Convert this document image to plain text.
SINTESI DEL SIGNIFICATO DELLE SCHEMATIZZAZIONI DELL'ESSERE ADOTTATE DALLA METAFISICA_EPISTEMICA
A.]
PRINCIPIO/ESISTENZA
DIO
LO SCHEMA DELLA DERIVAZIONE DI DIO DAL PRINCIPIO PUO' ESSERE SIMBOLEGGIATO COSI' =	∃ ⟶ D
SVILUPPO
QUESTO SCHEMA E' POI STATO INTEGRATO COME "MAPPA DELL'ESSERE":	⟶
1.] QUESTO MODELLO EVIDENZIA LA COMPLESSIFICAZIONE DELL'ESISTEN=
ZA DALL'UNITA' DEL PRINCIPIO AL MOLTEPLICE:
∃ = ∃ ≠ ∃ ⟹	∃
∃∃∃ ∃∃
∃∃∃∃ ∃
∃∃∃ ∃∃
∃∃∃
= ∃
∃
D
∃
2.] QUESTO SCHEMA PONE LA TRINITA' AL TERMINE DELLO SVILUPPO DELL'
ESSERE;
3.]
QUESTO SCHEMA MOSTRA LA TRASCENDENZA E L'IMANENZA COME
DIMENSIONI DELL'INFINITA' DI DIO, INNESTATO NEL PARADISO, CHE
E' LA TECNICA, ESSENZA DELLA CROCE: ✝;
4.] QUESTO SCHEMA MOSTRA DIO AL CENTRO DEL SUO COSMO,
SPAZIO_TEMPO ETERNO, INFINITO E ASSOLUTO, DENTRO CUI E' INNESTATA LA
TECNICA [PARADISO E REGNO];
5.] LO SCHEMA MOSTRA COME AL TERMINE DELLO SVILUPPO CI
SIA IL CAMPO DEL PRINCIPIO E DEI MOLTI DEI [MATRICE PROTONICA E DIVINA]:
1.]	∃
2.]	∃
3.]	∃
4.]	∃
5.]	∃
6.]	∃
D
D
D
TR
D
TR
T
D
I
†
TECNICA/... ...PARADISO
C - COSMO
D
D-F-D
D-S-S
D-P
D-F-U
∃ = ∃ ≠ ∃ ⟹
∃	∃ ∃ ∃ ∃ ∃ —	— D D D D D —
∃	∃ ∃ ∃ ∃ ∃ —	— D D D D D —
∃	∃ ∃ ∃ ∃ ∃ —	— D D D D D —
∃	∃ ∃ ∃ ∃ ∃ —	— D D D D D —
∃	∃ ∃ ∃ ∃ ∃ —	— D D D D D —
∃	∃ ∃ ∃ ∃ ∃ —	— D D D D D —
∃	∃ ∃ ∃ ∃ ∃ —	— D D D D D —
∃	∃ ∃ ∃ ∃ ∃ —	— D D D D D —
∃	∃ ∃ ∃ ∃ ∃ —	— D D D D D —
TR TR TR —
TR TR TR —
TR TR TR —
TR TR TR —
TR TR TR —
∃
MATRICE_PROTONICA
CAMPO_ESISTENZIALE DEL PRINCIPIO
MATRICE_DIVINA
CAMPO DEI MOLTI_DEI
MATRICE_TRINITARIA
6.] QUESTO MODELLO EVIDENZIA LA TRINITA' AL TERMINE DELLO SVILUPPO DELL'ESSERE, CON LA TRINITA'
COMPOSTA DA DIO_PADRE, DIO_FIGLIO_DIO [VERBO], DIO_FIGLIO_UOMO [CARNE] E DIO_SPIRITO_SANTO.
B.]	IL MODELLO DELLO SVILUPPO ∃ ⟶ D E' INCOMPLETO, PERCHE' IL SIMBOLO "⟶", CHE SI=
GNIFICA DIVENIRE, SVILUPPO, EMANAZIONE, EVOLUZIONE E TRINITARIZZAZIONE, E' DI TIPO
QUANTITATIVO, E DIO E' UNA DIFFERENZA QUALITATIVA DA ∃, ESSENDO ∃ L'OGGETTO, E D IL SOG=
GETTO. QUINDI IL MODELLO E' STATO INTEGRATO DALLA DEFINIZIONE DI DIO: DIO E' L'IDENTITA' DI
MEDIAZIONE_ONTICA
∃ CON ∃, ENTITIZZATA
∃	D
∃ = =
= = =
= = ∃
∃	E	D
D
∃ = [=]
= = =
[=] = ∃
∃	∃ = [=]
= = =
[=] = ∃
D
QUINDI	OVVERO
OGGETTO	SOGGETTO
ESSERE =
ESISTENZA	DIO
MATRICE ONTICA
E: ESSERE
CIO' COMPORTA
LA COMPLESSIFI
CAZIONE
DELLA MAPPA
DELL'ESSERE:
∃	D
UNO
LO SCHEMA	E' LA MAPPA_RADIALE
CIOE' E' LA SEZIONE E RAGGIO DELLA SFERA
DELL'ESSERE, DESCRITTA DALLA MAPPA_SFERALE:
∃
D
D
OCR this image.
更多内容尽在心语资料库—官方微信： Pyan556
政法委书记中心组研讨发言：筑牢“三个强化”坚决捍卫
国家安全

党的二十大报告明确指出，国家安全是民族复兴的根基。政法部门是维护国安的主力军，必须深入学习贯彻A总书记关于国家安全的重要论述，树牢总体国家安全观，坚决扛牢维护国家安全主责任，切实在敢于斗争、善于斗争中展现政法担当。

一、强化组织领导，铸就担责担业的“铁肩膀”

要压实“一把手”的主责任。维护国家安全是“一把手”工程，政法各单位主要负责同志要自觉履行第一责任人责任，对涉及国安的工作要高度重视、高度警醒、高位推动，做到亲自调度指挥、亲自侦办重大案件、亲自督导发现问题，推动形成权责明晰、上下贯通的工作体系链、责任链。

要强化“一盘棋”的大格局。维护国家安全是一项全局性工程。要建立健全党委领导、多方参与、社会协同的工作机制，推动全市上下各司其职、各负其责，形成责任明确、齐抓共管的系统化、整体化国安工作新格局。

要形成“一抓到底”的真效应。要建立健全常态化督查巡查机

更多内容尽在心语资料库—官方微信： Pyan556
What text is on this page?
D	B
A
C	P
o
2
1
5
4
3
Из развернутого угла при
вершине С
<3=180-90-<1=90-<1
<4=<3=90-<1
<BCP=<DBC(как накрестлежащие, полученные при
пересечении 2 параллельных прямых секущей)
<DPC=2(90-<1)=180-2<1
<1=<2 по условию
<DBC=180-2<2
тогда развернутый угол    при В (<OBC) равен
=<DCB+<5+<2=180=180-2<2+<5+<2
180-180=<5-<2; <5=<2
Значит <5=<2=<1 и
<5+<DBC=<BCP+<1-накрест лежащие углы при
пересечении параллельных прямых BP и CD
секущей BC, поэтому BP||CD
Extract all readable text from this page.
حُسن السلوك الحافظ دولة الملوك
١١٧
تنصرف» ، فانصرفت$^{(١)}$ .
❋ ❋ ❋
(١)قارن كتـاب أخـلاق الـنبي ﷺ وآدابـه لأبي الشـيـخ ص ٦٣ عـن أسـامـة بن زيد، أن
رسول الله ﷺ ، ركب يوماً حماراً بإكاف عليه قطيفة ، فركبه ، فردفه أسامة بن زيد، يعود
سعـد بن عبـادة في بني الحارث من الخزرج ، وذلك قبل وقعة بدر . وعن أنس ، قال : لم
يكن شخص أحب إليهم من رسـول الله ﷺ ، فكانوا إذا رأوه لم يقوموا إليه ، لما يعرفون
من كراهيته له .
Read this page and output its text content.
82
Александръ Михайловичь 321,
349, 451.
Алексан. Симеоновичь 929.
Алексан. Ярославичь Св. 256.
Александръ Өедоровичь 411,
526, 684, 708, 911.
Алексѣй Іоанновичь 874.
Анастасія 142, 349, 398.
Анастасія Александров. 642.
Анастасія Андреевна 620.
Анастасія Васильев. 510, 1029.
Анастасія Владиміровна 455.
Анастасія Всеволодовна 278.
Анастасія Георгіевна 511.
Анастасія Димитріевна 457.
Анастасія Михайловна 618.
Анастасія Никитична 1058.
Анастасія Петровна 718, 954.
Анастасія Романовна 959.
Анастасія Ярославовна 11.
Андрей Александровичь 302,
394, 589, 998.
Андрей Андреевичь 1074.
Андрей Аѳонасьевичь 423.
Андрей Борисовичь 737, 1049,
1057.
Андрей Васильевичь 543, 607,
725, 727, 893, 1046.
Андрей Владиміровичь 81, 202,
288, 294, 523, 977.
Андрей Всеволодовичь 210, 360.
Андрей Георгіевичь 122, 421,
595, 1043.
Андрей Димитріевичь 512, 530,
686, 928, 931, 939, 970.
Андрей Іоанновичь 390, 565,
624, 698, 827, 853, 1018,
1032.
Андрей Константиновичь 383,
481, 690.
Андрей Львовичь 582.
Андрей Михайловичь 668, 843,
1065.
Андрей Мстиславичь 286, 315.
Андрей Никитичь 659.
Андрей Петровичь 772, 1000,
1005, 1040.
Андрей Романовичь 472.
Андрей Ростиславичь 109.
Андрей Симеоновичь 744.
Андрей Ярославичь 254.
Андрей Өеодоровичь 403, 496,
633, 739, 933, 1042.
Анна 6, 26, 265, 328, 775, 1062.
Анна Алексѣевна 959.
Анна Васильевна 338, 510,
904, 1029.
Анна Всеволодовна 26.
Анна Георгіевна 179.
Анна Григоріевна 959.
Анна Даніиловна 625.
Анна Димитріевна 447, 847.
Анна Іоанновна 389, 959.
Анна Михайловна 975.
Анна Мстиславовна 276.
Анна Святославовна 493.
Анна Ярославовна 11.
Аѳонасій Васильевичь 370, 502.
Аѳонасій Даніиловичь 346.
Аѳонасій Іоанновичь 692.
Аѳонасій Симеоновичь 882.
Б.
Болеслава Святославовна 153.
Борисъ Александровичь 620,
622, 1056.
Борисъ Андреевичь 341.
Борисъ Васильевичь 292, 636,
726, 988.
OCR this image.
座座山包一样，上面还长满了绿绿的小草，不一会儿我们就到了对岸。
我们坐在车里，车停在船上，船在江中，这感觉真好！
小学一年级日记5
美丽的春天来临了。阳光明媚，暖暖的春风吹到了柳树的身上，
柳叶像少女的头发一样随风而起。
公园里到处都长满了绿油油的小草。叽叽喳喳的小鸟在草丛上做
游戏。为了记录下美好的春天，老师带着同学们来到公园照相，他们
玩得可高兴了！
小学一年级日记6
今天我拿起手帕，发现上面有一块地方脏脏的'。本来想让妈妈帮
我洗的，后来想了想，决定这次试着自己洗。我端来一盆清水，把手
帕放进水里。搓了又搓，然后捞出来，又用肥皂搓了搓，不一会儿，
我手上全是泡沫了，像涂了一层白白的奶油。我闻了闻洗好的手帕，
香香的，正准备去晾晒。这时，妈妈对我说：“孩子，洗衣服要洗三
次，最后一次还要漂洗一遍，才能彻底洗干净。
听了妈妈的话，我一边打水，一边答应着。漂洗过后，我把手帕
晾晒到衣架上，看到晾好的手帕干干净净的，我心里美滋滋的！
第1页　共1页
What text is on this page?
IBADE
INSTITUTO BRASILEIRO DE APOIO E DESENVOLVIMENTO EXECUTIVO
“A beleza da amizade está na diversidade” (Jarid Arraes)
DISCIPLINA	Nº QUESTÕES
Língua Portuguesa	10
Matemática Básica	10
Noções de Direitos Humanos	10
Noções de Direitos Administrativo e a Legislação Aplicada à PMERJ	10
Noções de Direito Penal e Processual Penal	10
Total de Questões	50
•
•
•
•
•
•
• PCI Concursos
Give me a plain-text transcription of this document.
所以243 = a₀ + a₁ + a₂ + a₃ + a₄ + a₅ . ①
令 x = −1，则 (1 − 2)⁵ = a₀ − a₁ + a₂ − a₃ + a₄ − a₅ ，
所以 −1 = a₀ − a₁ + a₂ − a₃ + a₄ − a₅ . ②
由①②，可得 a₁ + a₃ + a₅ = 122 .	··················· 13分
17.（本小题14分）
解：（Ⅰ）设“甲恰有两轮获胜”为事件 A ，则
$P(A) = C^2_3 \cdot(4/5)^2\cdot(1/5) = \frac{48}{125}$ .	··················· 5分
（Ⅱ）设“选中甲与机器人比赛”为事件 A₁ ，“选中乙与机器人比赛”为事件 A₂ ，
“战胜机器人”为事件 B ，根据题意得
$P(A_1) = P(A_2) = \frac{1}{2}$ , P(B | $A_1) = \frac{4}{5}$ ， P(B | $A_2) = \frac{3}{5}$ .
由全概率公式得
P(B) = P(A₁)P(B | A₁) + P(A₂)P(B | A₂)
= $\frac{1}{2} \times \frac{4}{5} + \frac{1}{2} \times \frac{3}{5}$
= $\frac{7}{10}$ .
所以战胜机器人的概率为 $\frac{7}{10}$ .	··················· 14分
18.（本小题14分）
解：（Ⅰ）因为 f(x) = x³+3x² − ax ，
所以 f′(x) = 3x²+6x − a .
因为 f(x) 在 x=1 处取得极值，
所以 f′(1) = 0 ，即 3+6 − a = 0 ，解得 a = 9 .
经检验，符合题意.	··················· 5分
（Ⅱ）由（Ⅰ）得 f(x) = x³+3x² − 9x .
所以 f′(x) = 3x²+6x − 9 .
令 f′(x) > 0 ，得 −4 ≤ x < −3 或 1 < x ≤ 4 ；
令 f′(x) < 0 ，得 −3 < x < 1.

----

Problem description – Give nothing but the count of lines in the listing above that hold the string "Ярославичь".

Full response – 2